Say how many lines of these entries include the word "this", and answer with the number alone.
--- BEGIN ---
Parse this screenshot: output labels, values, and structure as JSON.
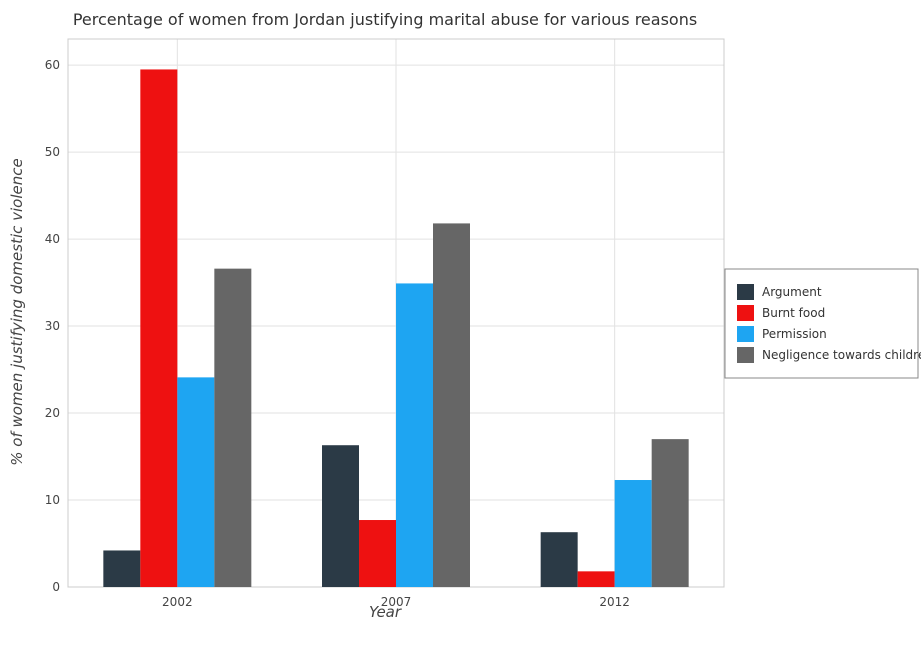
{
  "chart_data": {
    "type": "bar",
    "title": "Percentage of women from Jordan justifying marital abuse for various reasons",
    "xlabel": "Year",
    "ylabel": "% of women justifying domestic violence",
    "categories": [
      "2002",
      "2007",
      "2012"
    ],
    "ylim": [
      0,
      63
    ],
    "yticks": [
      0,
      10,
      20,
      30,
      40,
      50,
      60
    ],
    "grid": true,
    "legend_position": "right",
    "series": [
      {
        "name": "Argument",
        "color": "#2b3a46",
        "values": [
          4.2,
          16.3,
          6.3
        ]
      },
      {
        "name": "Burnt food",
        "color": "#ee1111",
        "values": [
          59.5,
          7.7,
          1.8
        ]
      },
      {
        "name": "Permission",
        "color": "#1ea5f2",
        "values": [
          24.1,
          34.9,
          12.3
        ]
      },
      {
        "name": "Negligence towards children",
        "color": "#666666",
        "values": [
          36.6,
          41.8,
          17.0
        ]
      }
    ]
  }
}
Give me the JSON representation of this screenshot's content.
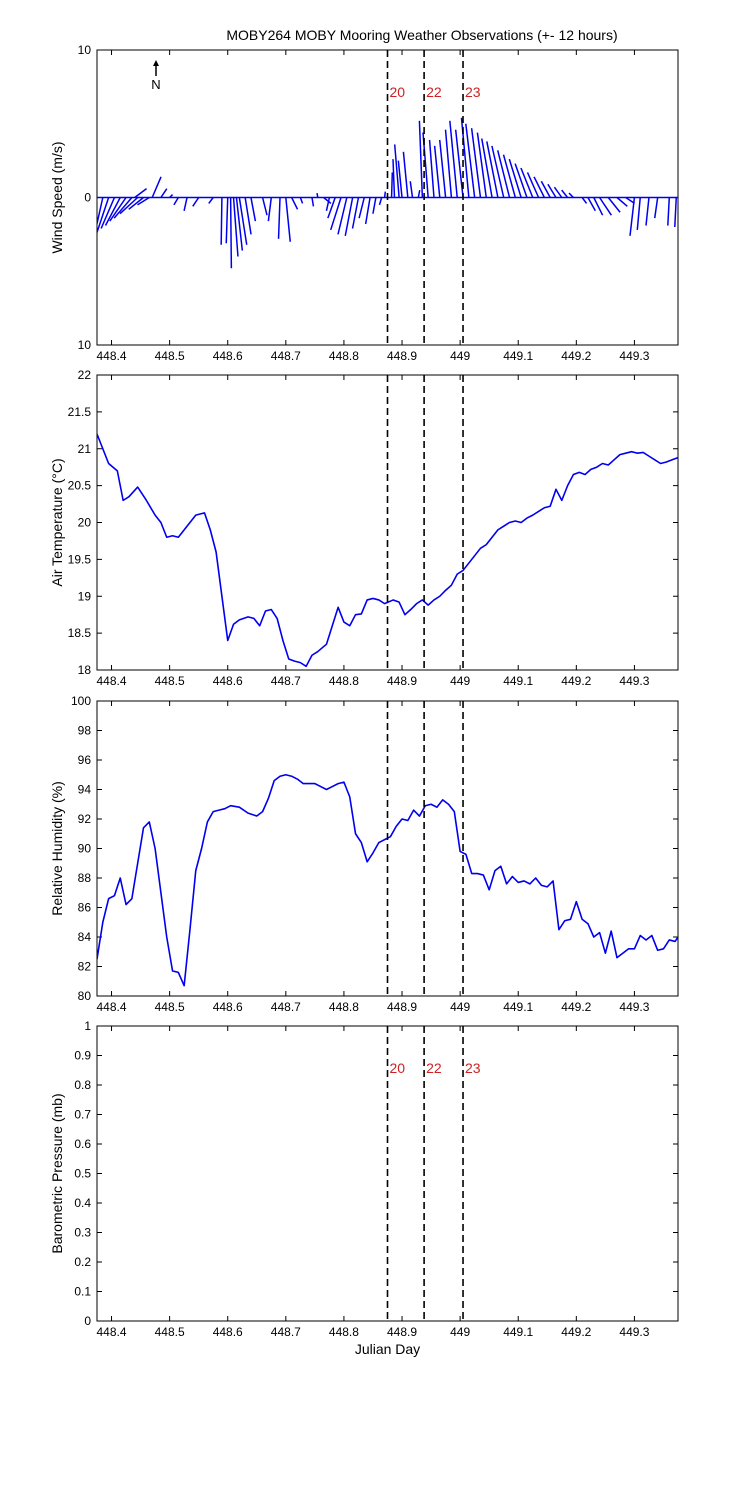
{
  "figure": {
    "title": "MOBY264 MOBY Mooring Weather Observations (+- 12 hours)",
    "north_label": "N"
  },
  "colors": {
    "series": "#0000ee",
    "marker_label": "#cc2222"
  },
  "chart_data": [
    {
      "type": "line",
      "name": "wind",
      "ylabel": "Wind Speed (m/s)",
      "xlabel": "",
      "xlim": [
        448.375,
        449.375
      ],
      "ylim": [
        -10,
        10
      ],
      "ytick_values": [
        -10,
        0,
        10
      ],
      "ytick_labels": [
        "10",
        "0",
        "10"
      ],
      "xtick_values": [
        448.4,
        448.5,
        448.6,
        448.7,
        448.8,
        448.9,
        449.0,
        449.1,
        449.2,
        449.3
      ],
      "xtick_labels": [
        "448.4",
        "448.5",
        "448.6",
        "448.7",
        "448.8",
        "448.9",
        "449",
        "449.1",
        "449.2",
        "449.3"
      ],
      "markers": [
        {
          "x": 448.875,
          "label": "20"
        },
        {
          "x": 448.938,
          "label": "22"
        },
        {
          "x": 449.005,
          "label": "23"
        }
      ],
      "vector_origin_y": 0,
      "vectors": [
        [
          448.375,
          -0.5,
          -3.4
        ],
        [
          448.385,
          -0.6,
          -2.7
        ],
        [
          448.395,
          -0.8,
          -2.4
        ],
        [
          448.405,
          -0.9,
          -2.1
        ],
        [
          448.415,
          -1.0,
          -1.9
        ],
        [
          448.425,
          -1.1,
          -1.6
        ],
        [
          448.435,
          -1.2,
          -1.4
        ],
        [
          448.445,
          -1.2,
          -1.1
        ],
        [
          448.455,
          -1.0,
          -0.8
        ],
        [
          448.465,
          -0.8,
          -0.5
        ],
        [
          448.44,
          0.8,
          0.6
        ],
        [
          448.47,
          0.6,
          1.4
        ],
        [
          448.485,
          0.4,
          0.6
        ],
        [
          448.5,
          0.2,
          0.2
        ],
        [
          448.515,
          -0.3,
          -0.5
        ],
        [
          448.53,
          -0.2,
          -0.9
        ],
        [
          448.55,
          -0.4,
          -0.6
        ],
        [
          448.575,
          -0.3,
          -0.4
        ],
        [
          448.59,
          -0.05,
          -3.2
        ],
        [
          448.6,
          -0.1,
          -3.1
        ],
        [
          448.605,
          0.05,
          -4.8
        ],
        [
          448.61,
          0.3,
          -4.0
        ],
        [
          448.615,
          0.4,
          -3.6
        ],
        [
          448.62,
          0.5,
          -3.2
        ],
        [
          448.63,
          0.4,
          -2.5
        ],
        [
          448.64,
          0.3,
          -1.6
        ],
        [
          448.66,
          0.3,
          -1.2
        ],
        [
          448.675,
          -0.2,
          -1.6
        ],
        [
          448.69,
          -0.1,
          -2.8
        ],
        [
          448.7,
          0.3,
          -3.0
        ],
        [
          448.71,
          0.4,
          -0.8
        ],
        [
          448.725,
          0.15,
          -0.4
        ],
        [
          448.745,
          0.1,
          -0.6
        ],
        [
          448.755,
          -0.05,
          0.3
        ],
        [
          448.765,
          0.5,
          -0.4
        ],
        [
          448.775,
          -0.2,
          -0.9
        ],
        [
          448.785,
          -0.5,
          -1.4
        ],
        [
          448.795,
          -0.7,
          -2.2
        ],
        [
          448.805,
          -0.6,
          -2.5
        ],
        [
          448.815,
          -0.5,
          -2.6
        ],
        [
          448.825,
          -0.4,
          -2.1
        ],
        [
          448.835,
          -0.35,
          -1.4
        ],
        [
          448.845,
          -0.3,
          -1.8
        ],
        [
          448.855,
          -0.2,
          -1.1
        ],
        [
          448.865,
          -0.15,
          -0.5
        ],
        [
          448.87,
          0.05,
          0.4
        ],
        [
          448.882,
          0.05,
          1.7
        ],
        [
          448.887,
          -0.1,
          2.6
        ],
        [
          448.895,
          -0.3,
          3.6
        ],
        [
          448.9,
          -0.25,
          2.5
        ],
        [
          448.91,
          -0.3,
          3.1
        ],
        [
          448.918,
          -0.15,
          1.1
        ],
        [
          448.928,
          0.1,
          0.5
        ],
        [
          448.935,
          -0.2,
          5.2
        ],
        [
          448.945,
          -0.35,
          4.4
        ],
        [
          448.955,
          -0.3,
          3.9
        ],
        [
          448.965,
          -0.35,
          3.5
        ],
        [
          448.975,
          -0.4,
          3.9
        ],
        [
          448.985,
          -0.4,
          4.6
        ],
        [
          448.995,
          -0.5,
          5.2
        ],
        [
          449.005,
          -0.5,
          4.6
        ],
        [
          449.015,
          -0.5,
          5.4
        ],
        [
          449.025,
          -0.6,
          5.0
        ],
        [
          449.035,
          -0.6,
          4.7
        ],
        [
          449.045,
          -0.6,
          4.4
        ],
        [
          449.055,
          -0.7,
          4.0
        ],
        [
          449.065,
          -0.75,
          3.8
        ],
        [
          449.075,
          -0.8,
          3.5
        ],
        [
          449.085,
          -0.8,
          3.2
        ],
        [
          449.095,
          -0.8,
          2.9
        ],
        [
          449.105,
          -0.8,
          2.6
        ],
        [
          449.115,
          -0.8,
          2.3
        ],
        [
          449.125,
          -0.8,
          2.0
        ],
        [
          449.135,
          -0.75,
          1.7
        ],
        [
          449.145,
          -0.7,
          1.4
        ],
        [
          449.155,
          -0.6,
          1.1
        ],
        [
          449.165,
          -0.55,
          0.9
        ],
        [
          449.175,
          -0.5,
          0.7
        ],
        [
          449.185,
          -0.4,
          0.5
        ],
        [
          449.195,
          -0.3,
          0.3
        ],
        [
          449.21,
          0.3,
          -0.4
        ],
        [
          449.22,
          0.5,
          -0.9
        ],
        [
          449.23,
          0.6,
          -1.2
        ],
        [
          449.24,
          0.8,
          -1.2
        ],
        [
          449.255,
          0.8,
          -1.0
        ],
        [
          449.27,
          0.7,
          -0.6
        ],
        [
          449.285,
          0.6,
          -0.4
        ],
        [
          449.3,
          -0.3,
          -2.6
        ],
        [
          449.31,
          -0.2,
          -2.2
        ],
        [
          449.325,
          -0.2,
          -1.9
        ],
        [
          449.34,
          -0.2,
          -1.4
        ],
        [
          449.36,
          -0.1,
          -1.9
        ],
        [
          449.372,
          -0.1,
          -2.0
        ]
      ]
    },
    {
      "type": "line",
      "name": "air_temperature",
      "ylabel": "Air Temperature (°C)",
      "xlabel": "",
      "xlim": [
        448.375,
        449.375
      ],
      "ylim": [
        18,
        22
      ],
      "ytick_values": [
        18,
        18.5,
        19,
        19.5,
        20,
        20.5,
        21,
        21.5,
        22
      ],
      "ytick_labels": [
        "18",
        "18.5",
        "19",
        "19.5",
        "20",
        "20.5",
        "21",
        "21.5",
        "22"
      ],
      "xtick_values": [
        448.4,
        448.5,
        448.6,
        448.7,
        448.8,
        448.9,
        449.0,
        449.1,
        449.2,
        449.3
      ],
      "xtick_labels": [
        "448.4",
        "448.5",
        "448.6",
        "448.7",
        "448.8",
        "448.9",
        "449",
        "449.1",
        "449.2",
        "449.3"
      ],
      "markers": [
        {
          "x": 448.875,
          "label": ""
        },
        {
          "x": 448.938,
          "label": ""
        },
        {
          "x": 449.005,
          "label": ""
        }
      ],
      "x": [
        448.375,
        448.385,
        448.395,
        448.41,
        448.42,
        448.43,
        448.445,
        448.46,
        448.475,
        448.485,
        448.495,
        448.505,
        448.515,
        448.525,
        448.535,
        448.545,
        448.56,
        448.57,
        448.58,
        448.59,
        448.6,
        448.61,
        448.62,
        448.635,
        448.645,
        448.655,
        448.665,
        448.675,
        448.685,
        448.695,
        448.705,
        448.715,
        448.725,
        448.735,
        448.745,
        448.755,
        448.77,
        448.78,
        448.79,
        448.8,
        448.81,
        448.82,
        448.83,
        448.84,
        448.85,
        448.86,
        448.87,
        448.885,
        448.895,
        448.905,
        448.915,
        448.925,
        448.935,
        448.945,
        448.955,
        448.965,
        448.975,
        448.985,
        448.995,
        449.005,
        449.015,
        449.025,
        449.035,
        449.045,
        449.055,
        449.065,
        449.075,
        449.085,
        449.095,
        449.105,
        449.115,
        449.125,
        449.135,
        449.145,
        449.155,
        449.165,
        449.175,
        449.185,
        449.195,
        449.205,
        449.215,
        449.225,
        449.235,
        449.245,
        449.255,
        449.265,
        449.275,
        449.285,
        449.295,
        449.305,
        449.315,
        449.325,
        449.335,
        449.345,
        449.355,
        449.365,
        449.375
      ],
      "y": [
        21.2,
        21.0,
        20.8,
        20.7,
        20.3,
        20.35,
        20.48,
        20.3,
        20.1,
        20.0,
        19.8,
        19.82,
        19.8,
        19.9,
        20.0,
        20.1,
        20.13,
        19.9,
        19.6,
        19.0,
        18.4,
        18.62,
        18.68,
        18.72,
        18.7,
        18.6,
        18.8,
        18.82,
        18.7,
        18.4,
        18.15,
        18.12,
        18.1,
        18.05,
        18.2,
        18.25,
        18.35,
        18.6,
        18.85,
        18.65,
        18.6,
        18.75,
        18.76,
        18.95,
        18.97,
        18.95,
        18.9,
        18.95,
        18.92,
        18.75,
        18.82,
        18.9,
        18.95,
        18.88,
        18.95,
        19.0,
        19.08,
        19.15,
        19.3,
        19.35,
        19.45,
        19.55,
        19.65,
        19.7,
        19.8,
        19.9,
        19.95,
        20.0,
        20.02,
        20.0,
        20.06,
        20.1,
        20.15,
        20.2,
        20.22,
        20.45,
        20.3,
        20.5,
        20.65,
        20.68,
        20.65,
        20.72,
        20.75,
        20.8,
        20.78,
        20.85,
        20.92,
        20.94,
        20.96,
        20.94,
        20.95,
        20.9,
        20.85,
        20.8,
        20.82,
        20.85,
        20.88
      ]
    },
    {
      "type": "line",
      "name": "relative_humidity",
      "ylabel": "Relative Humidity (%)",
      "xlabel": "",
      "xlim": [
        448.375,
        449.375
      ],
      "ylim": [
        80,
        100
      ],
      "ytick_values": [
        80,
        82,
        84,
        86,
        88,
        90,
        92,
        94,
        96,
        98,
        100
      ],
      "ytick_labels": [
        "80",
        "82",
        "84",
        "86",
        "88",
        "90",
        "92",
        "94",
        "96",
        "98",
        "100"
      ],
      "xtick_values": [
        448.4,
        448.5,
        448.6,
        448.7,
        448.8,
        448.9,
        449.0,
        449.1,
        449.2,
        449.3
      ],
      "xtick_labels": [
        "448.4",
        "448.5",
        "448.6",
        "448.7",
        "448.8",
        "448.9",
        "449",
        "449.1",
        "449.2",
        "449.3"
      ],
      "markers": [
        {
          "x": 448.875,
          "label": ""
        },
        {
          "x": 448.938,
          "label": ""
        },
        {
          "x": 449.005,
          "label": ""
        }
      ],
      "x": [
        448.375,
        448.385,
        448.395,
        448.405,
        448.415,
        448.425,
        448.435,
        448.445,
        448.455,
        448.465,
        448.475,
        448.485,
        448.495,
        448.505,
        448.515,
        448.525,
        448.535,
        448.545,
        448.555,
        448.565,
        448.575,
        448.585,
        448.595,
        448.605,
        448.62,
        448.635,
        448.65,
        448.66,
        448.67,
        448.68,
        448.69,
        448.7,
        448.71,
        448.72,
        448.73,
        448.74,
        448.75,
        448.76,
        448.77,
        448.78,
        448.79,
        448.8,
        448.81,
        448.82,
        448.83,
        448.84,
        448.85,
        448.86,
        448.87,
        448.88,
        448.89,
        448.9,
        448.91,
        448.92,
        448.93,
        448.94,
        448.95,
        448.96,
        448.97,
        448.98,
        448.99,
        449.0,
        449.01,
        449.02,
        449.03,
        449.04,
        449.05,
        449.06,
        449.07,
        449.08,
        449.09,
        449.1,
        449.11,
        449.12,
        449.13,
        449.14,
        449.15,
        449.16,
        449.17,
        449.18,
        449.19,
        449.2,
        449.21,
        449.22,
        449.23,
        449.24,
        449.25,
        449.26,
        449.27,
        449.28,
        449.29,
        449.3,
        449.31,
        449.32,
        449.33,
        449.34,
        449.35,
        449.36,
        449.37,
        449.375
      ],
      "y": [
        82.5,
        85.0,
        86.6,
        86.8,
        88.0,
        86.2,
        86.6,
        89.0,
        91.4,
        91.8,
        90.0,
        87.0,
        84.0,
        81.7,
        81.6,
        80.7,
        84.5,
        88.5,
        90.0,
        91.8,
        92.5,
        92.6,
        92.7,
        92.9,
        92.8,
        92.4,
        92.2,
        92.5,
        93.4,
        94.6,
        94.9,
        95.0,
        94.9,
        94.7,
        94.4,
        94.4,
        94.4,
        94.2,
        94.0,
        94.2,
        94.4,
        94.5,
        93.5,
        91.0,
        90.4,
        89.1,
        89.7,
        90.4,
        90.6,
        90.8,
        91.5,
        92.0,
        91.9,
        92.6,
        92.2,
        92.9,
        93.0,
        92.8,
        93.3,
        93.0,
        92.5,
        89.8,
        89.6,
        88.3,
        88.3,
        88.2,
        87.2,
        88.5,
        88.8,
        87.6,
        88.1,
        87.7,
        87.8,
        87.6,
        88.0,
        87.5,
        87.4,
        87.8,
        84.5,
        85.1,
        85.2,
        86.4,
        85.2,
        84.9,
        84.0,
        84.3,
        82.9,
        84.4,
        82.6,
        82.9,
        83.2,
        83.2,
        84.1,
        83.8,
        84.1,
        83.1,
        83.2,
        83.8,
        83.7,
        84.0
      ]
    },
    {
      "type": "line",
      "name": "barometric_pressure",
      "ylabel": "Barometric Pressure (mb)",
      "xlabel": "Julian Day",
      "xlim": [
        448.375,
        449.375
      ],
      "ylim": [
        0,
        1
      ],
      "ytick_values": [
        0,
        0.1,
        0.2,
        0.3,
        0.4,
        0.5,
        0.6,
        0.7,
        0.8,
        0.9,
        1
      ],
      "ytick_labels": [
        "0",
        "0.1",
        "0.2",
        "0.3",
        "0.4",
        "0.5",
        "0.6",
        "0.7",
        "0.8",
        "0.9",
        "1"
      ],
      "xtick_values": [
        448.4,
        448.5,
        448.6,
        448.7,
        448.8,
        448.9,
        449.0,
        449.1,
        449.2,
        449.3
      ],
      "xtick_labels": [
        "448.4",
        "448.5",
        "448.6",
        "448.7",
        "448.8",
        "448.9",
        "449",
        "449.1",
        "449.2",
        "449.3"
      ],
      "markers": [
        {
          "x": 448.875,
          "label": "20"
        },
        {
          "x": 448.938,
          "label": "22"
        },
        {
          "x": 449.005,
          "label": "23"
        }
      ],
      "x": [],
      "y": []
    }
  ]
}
--- END ---
▸ **Complete response**:
2